▶ _EXERCISE DESCRIPTION_
Find each line that has the string "Implement" and give the total, with nothing else.

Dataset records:
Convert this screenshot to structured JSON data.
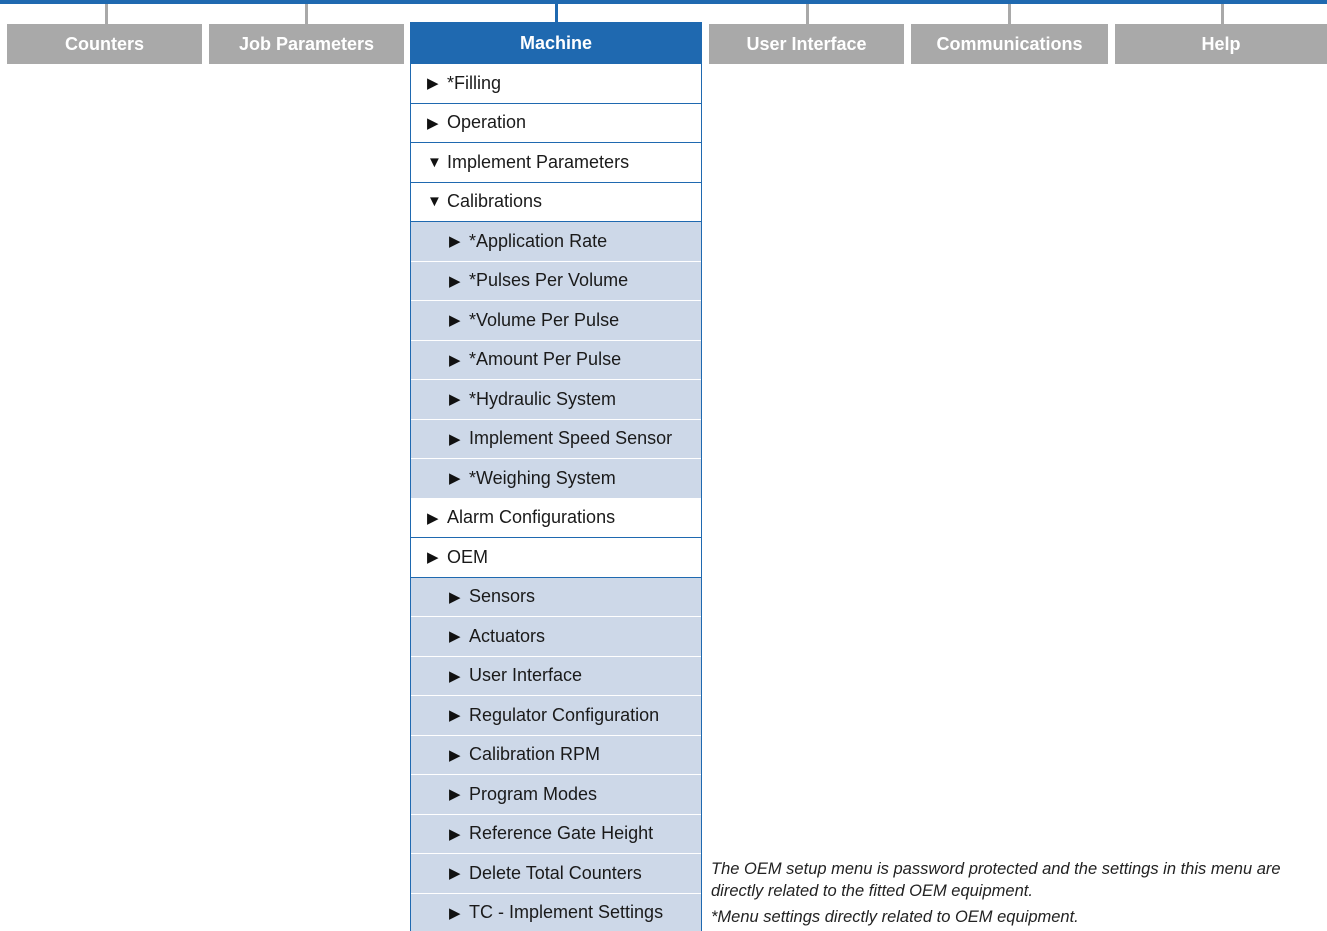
{
  "tabs": {
    "counters": "Counters",
    "job_parameters": "Job Parameters",
    "machine": "Machine",
    "user_interface": "User Interface",
    "communications": "Communications",
    "help": "Help"
  },
  "icons": {
    "collapsed": "▶",
    "expanded": "▼"
  },
  "menu": [
    {
      "label": "*Filling",
      "state": "collapsed"
    },
    {
      "label": "Operation",
      "state": "collapsed"
    },
    {
      "label": "Implement Parameters",
      "state": "expanded"
    },
    {
      "label": "Calibrations",
      "state": "expanded"
    },
    {
      "label": "*Application Rate",
      "state": "collapsed",
      "sub": true
    },
    {
      "label": "*Pulses Per Volume",
      "state": "collapsed",
      "sub": true
    },
    {
      "label": "*Volume Per Pulse",
      "state": "collapsed",
      "sub": true
    },
    {
      "label": "*Amount Per Pulse",
      "state": "collapsed",
      "sub": true
    },
    {
      "label": "*Hydraulic System",
      "state": "collapsed",
      "sub": true
    },
    {
      "label": "Implement Speed Sensor",
      "state": "collapsed",
      "sub": true
    },
    {
      "label": "*Weighing System",
      "state": "collapsed",
      "sub": true
    },
    {
      "label": "Alarm Configurations",
      "state": "collapsed"
    },
    {
      "label": "OEM",
      "state": "collapsed"
    },
    {
      "label": "Sensors",
      "state": "collapsed",
      "sub": true
    },
    {
      "label": "Actuators",
      "state": "collapsed",
      "sub": true
    },
    {
      "label": "User Interface",
      "state": "collapsed",
      "sub": true
    },
    {
      "label": "Regulator Configuration",
      "state": "collapsed",
      "sub": true
    },
    {
      "label": "Calibration RPM",
      "state": "collapsed",
      "sub": true
    },
    {
      "label": "Program Modes",
      "state": "collapsed",
      "sub": true
    },
    {
      "label": "Reference Gate Height",
      "state": "collapsed",
      "sub": true
    },
    {
      "label": "Delete Total Counters",
      "state": "collapsed",
      "sub": true
    },
    {
      "label": "TC - Implement Settings",
      "state": "collapsed",
      "sub": true
    }
  ],
  "notes": {
    "oem": "The OEM setup menu is password protected and the settings in this menu are directly related to the fitted OEM equipment.",
    "asterisk": "*Menu settings directly related to OEM equipment."
  },
  "colors": {
    "accent": "#1f69b0",
    "tab_inactive": "#a9a9a9",
    "submenu_bg": "#cdd8e8"
  }
}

▶ _ANSWER BELOW_
3